*** RECORDS SUPPLIED

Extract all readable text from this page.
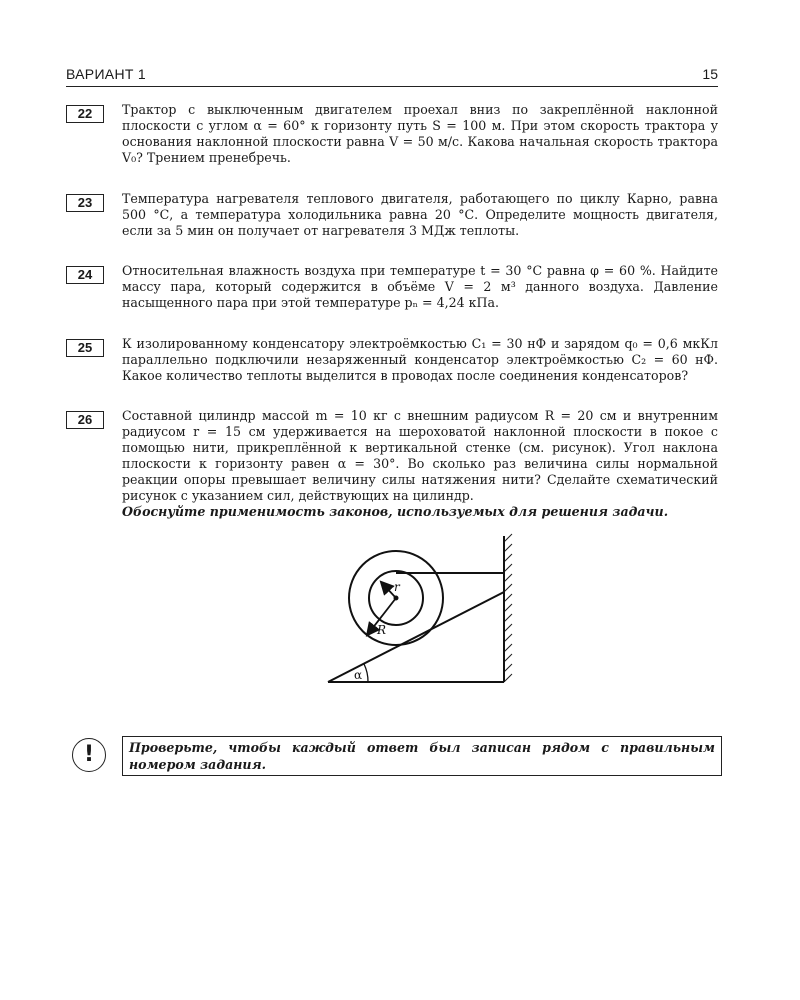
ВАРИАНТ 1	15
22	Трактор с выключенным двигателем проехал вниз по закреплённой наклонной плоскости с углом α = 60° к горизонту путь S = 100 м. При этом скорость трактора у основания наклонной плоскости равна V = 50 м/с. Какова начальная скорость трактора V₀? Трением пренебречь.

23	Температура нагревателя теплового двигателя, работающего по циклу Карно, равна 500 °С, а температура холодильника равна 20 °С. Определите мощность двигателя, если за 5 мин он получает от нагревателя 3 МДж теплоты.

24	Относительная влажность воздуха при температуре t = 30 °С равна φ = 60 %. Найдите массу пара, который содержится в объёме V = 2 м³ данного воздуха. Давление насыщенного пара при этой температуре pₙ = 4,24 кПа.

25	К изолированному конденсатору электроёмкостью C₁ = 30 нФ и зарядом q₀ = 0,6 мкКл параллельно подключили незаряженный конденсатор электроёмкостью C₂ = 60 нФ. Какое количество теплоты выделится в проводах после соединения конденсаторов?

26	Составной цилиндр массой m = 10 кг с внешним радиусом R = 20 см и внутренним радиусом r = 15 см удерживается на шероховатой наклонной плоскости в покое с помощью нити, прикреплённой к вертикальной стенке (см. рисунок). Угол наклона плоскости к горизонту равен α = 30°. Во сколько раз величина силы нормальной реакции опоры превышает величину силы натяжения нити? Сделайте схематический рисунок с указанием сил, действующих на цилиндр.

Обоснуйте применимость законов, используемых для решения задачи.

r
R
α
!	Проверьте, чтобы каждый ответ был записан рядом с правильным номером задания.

******

### PROBLEM TO WORK ON:
Take every line that includes the string "горизонту" and copy it.

### RESPONSE TO THIS TASK:
22	Трактор с выключенным двигателем проехал вниз по закреплённой наклонной плоскости с углом α = 60° к горизонту путь S = 100 м. При этом скорость трактора у основания наклонной плоскости равна V = 50 м/с. Какова начальная скорость трактора V₀? Трением пренебречь.
26	Составной цилиндр массой m = 10 кг с внешним радиусом R = 20 см и внутренним радиусом r = 15 см удерживается на шероховатой наклонной плоскости в покое с помощью нити, прикреплённой к вертикальной стенке (см. рисунок). Угол наклона плоскости к горизонту равен α = 30°. Во сколько раз величина силы нормальной реакции опоры превышает величину силы натяжения нити? Сделайте схематический рисунок с указанием сил, действующих на цилиндр.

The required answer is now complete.